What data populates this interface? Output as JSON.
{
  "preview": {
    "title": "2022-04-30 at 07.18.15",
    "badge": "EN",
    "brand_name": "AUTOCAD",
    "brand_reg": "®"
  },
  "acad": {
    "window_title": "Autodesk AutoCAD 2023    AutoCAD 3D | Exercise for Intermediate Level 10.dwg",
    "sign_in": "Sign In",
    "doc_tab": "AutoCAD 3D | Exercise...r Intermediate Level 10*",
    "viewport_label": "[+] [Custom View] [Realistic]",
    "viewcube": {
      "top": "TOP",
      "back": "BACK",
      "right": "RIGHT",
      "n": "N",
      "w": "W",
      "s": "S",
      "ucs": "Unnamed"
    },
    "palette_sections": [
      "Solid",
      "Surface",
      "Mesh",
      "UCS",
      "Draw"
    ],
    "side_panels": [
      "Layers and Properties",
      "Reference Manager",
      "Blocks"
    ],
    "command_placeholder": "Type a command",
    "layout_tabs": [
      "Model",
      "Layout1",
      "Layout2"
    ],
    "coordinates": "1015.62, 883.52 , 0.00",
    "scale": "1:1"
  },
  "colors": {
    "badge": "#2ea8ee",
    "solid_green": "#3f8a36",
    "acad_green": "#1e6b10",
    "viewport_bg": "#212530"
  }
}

________

§ Exercise:
Using the records above, gather all lines where the string "Intermediate" is present.

§ Solution:
    "window_title": "Autodesk AutoCAD 2023    AutoCAD 3D | Exercise for Intermediate Level 10.dwg",
    "doc_tab": "AutoCAD 3D | Exercise...r Intermediate Level 10*",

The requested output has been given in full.